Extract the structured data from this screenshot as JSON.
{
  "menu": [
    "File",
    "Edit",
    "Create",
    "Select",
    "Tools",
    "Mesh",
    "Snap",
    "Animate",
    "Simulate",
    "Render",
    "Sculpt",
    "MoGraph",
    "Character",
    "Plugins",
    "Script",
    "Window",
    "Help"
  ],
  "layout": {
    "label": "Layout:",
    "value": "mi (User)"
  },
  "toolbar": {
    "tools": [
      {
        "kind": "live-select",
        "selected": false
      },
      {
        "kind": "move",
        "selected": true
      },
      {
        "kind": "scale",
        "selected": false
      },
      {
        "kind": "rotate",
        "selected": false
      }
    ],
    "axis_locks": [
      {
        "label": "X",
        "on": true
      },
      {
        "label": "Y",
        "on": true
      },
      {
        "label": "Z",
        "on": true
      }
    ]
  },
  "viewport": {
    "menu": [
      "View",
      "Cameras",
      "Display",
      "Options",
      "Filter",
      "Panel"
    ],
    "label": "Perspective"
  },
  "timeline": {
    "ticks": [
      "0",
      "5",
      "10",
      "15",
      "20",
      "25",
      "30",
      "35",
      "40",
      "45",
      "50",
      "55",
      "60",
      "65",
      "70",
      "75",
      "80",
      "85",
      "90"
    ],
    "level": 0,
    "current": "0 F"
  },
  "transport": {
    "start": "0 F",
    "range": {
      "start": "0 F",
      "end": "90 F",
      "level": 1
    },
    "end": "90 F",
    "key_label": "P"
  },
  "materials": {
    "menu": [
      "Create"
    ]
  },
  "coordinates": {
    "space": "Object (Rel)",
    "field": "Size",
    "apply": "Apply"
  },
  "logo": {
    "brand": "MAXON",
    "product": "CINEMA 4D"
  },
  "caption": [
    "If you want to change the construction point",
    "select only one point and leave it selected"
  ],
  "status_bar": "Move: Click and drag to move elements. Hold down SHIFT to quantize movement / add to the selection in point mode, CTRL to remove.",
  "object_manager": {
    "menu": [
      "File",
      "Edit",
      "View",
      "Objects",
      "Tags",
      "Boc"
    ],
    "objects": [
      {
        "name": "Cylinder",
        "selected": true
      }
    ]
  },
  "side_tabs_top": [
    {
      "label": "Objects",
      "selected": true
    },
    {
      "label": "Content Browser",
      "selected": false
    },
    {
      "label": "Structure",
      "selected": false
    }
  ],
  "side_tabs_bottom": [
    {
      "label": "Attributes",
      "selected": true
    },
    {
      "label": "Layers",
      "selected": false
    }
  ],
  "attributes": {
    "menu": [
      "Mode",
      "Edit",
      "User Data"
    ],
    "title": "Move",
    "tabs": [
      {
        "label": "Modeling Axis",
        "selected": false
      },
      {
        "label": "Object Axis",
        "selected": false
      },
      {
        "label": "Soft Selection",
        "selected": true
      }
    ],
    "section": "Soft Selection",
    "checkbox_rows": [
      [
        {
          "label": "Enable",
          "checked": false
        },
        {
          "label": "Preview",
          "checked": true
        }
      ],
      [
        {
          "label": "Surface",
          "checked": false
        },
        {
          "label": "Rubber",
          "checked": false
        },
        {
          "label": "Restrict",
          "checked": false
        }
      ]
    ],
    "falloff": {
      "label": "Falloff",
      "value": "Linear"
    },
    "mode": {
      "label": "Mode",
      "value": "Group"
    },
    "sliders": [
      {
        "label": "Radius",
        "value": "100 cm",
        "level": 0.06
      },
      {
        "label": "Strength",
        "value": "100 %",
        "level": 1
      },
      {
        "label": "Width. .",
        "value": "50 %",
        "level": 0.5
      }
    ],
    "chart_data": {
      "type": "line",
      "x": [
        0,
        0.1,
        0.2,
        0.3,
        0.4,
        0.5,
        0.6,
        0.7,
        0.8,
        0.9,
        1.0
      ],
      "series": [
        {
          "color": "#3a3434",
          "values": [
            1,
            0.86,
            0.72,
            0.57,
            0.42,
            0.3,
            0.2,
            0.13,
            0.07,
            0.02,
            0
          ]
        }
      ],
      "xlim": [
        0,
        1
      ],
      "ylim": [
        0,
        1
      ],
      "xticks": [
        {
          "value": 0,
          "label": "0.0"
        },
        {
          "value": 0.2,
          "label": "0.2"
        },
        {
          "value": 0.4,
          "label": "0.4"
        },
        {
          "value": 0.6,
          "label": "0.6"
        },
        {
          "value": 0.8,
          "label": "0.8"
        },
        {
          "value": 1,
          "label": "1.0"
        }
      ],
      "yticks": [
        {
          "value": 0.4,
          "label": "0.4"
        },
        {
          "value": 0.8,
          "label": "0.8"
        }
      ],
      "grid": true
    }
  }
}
:::::
> **Task requirements**:
Make an exact copy of the listing, including every line.

> **Task output**:
Extract the structured data from this screenshot as JSON.
{
  "menu": [
    "File",
    "Edit",
    "Create",
    "Select",
    "Tools",
    "Mesh",
    "Snap",
    "Animate",
    "Simulate",
    "Render",
    "Sculpt",
    "MoGraph",
    "Character",
    "Plugins",
    "Script",
    "Window",
    "Help"
  ],
  "layout": {
    "label": "Layout:",
    "value": "mi (User)"
  },
  "toolbar": {
    "tools": [
      {
        "kind": "live-select",
        "selected": false
      },
      {
        "kind": "move",
        "selected": true
      },
      {
        "kind": "scale",
        "selected": false
      },
      {
        "kind": "rotate",
        "selected": false
      }
    ],
    "axis_locks": [
      {
        "label": "X",
        "on": true
      },
      {
        "label": "Y",
        "on": true
      },
      {
        "label": "Z",
        "on": true
      }
    ]
  },
  "viewport": {
    "menu": [
      "View",
      "Cameras",
      "Display",
      "Options",
      "Filter",
      "Panel"
    ],
    "label": "Perspective"
  },
  "timeline": {
    "ticks": [
      "0",
      "5",
      "10",
      "15",
      "20",
      "25",
      "30",
      "35",
      "40",
      "45",
      "50",
      "55",
      "60",
      "65",
      "70",
      "75",
      "80",
      "85",
      "90"
    ],
    "level": 0,
    "current": "0 F"
  },
  "transport": {
    "start": "0 F",
    "range": {
      "start": "0 F",
      "end": "90 F",
      "level": 1
    },
    "end": "90 F",
    "key_label": "P"
  },
  "materials": {
    "menu": [
      "Create"
    ]
  },
  "coordinates": {
    "space": "Object (Rel)",
    "field": "Size",
    "apply": "Apply"
  },
  "logo": {
    "brand": "MAXON",
    "product": "CINEMA 4D"
  },
  "caption": [
    "If you want to change the construction point",
    "select only one point and leave it selected"
  ],
  "status_bar": "Move: Click and drag to move elements. Hold down SHIFT to quantize movement / add to the selection in point mode, CTRL to remove.",
  "object_manager": {
    "menu": [
      "File",
      "Edit",
      "View",
      "Objects",
      "Tags",
      "Boc"
    ],
    "objects": [
      {
        "name": "Cylinder",
        "selected": true
      }
    ]
  },
  "side_tabs_top": [
    {
      "label": "Objects",
      "selected": true
    },
    {
      "label": "Content Browser",
      "selected": false
    },
    {
      "label": "Structure",
      "selected": false
    }
  ],
  "side_tabs_bottom": [
    {
      "label": "Attributes",
      "selected": true
    },
    {
      "label": "Layers",
      "selected": false
    }
  ],
  "attributes": {
    "menu": [
      "Mode",
      "Edit",
      "User Data"
    ],
    "title": "Move",
    "tabs": [
      {
        "label": "Modeling Axis",
        "selected": false
      },
      {
        "label": "Object Axis",
        "selected": false
      },
      {
        "label": "Soft Selection",
        "selected": true
      }
    ],
    "section": "Soft Selection",
    "checkbox_rows": [
      [
        {
          "label": "Enable",
          "checked": false
        },
        {
          "label": "Preview",
          "checked": true
        }
      ],
      [
        {
          "label": "Surface",
          "checked": false
        },
        {
          "label": "Rubber",
          "checked": false
        },
        {
          "label": "Restrict",
          "checked": false
        }
      ]
    ],
    "falloff": {
      "label": "Falloff",
      "value": "Linear"
    },
    "mode": {
      "label": "Mode",
      "value": "Group"
    },
    "sliders": [
      {
        "label": "Radius",
        "value": "100 cm",
        "level": 0.06
      },
      {
        "label": "Strength",
        "value": "100 %",
        "level": 1
      },
      {
        "label": "Width. .",
        "value": "50 %",
        "level": 0.5
      }
    ],
    "chart_data": {
      "type": "line",
      "x": [
        0,
        0.1,
        0.2,
        0.3,
        0.4,
        0.5,
        0.6,
        0.7,
        0.8,
        0.9,
        1.0
      ],
      "series": [
        {
          "color": "#3a3434",
          "values": [
            1,
            0.86,
            0.72,
            0.57,
            0.42,
            0.3,
            0.2,
            0.13,
            0.07,
            0.02,
            0
          ]
        }
      ],
      "xlim": [
        0,
        1
      ],
      "ylim": [
        0,
        1
      ],
      "xticks": [
        {
          "value": 0,
          "label": "0.0"
        },
        {
          "value": 0.2,
          "label": "0.2"
        },
        {
          "value": 0.4,
          "label": "0.4"
        },
        {
          "value": 0.6,
          "label": "0.6"
        },
        {
          "value": 0.8,
          "label": "0.8"
        },
        {
          "value": 1,
          "label": "1.0"
        }
      ],
      "yticks": [
        {
          "value": 0.4,
          "label": "0.4"
        },
        {
          "value": 0.8,
          "label": "0.8"
        }
      ],
      "grid": true
    }
  }
}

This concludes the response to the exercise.